→ **STATED EXERCISE**
Exactly as they appear, output all of the records. Skip any images.

→ **RECORDS SHOWN**

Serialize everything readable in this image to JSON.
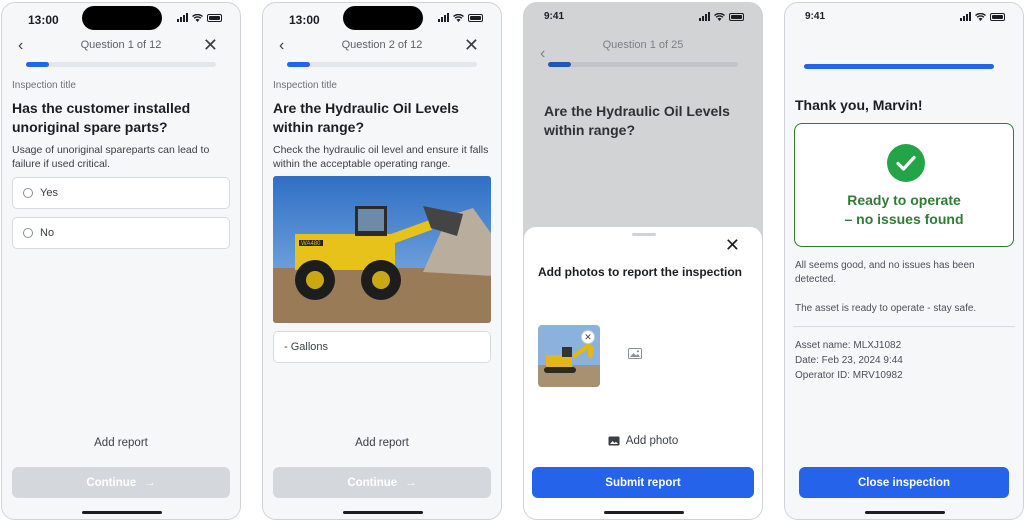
{
  "screens": [
    {
      "time": "13:00",
      "header": {
        "back_icon": "chevron-left-icon",
        "title": "Question 1 of 12",
        "close_icon": "close-icon"
      },
      "progress": 0.12,
      "label": "Inspection title",
      "heading": "Has the customer installed unoriginal spare parts?",
      "description": "Usage of unoriginal spareparts can lead to failure if used critical.",
      "options": [
        "Yes",
        "No"
      ],
      "add_report": "Add report",
      "continue_label": "Continue"
    },
    {
      "time": "13:00",
      "header": {
        "title": "Question 2 of 12"
      },
      "progress": 0.12,
      "label": "Inspection title",
      "heading": "Are the Hydraulic Oil Levels within range?",
      "description": "Check the hydraulic oil level and ensure it falls within the acceptable operating range.",
      "image_caption": "WA480",
      "input_value": "-  Gallons",
      "add_report": "Add report",
      "continue_label": "Continue"
    },
    {
      "time": "9:41",
      "header": {
        "title": "Question 1 of 25"
      },
      "progress": 0.12,
      "heading": "Are the Hydraulic Oil Levels within range?",
      "sheet": {
        "title": "Add photos to report the inspection",
        "add_photo": "Add photo",
        "submit": "Submit report"
      }
    },
    {
      "time": "9:41",
      "progress": 1.0,
      "thanks": "Thank you, Marvin!",
      "status_line1": "Ready to operate",
      "status_line2": "– no issues found",
      "msg1": "All seems good, and no issues has been detected.",
      "msg2": "The asset is ready to operate - stay safe.",
      "asset": "Asset name: MLXJ1082",
      "date": "Date: Feb 23, 2024 9:44",
      "operator": "Operator ID: MRV10982",
      "close_button": "Close inspection"
    }
  ],
  "colors": {
    "primary": "#2563eb",
    "success": "#2e7d32",
    "disabled": "#d4d7db"
  }
}
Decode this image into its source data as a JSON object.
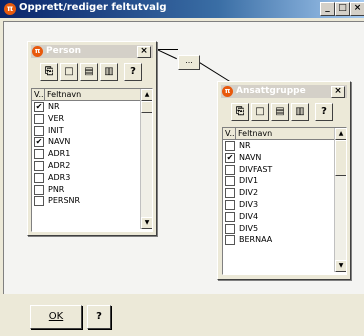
{
  "window": {
    "title": "Opprett/rediger feltutvalg",
    "app_icon": "app-icon",
    "min_label": "_",
    "max_label": "□",
    "close_label": "×"
  },
  "connector_button": {
    "label": "..."
  },
  "person": {
    "title": "Person",
    "close_label": "×",
    "toolbar": [
      {
        "icon": "properties-icon",
        "glyph": "⎘"
      },
      {
        "icon": "new-doc-icon",
        "glyph": "□"
      },
      {
        "icon": "select-all-icon",
        "glyph": "▤"
      },
      {
        "icon": "deselect-icon",
        "glyph": "▥"
      },
      {
        "icon": "help-icon",
        "glyph": "?"
      }
    ],
    "col_check": "V..",
    "col_name": "Feltnavn",
    "rows": [
      {
        "label": "NR",
        "checked": true
      },
      {
        "label": "VER",
        "checked": false
      },
      {
        "label": "INIT",
        "checked": false
      },
      {
        "label": "NAVN",
        "checked": true
      },
      {
        "label": "ADR1",
        "checked": false
      },
      {
        "label": "ADR2",
        "checked": false
      },
      {
        "label": "ADR3",
        "checked": false
      },
      {
        "label": "PNR",
        "checked": false
      },
      {
        "label": "PERSNR",
        "checked": false
      }
    ]
  },
  "ansattgruppe": {
    "title": "Ansattgruppe",
    "close_label": "×",
    "toolbar": [
      {
        "icon": "properties-icon",
        "glyph": "⎘"
      },
      {
        "icon": "new-doc-icon",
        "glyph": "□"
      },
      {
        "icon": "select-all-icon",
        "glyph": "▤"
      },
      {
        "icon": "deselect-icon",
        "glyph": "▥"
      },
      {
        "icon": "help-icon",
        "glyph": "?"
      }
    ],
    "col_check": "V..",
    "col_name": "Feltnavn",
    "rows": [
      {
        "label": "NR",
        "checked": false
      },
      {
        "label": "NAVN",
        "checked": true
      },
      {
        "label": "DIVFAST",
        "checked": false
      },
      {
        "label": "DIV1",
        "checked": false
      },
      {
        "label": "DIV2",
        "checked": false
      },
      {
        "label": "DIV3",
        "checked": false
      },
      {
        "label": "DIV4",
        "checked": false
      },
      {
        "label": "DIV5",
        "checked": false
      },
      {
        "label": "BERNAA",
        "checked": false
      }
    ]
  },
  "footer": {
    "ok_label": "OK",
    "help_label": "?"
  },
  "colors": {
    "titlebar": "#0a246a",
    "panel_title_inactive": "#d4d0c8",
    "face": "#ece9d8"
  }
}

→ **ANSWER**
Serialize everything readable in this image to JSON.
{
  "screens": [
    {
      "time": "13:00",
      "header": {
        "back_icon": "chevron-left-icon",
        "title": "Question 1 of 12",
        "close_icon": "close-icon"
      },
      "progress": 0.12,
      "label": "Inspection title",
      "heading": "Has the customer installed unoriginal spare parts?",
      "description": "Usage of unoriginal spareparts can lead to failure if used critical.",
      "options": [
        "Yes",
        "No"
      ],
      "add_report": "Add report",
      "continue_label": "Continue"
    },
    {
      "time": "13:00",
      "header": {
        "title": "Question 2 of 12"
      },
      "progress": 0.12,
      "label": "Inspection title",
      "heading": "Are the Hydraulic Oil Levels within range?",
      "description": "Check the hydraulic oil level and ensure it falls within the acceptable operating range.",
      "image_caption": "WA480",
      "input_value": "-  Gallons",
      "add_report": "Add report",
      "continue_label": "Continue"
    },
    {
      "time": "9:41",
      "header": {
        "title": "Question 1 of 25"
      },
      "progress": 0.12,
      "heading": "Are the Hydraulic Oil Levels within range?",
      "sheet": {
        "title": "Add photos to report the inspection",
        "add_photo": "Add photo",
        "submit": "Submit report"
      }
    },
    {
      "time": "9:41",
      "progress": 1.0,
      "thanks": "Thank you, Marvin!",
      "status_line1": "Ready to operate",
      "status_line2": "– no issues found",
      "msg1": "All seems good, and no issues has been detected.",
      "msg2": "The asset is ready to operate - stay safe.",
      "asset": "Asset name: MLXJ1082",
      "date": "Date: Feb 23, 2024 9:44",
      "operator": "Operator ID: MRV10982",
      "close_button": "Close inspection"
    }
  ],
  "colors": {
    "primary": "#2563eb",
    "success": "#2e7d32",
    "disabled": "#d4d7db"
  }
}
Decode this image into its source data as a JSON object.
{
  "window": {
    "title": "Opprett/rediger feltutvalg",
    "app_icon": "app-icon",
    "min_label": "_",
    "max_label": "□",
    "close_label": "×"
  },
  "connector_button": {
    "label": "..."
  },
  "person": {
    "title": "Person",
    "close_label": "×",
    "toolbar": [
      {
        "icon": "properties-icon",
        "glyph": "⎘"
      },
      {
        "icon": "new-doc-icon",
        "glyph": "□"
      },
      {
        "icon": "select-all-icon",
        "glyph": "▤"
      },
      {
        "icon": "deselect-icon",
        "glyph": "▥"
      },
      {
        "icon": "help-icon",
        "glyph": "?"
      }
    ],
    "col_check": "V..",
    "col_name": "Feltnavn",
    "rows": [
      {
        "label": "NR",
        "checked": true
      },
      {
        "label": "VER",
        "checked": false
      },
      {
        "label": "INIT",
        "checked": false
      },
      {
        "label": "NAVN",
        "checked": true
      },
      {
        "label": "ADR1",
        "checked": false
      },
      {
        "label": "ADR2",
        "checked": false
      },
      {
        "label": "ADR3",
        "checked": false
      },
      {
        "label": "PNR",
        "checked": false
      },
      {
        "label": "PERSNR",
        "checked": false
      }
    ]
  },
  "ansattgruppe": {
    "title": "Ansattgruppe",
    "close_label": "×",
    "toolbar": [
      {
        "icon": "properties-icon",
        "glyph": "⎘"
      },
      {
        "icon": "new-doc-icon",
        "glyph": "□"
      },
      {
        "icon": "select-all-icon",
        "glyph": "▤"
      },
      {
        "icon": "deselect-icon",
        "glyph": "▥"
      },
      {
        "icon": "help-icon",
        "glyph": "?"
      }
    ],
    "col_check": "V..",
    "col_name": "Feltnavn",
    "rows": [
      {
        "label": "NR",
        "checked": false
      },
      {
        "label": "NAVN",
        "checked": true
      },
      {
        "label": "DIVFAST",
        "checked": false
      },
      {
        "label": "DIV1",
        "checked": false
      },
      {
        "label": "DIV2",
        "checked": false
      },
      {
        "label": "DIV3",
        "checked": false
      },
      {
        "label": "DIV4",
        "checked": false
      },
      {
        "label": "DIV5",
        "checked": false
      },
      {
        "label": "BERNAA",
        "checked": false
      }
    ]
  },
  "footer": {
    "ok_label": "OK",
    "help_label": "?"
  },
  "colors": {
    "titlebar": "#0a246a",
    "panel_title_inactive": "#d4d0c8",
    "face": "#ece9d8"
  }
}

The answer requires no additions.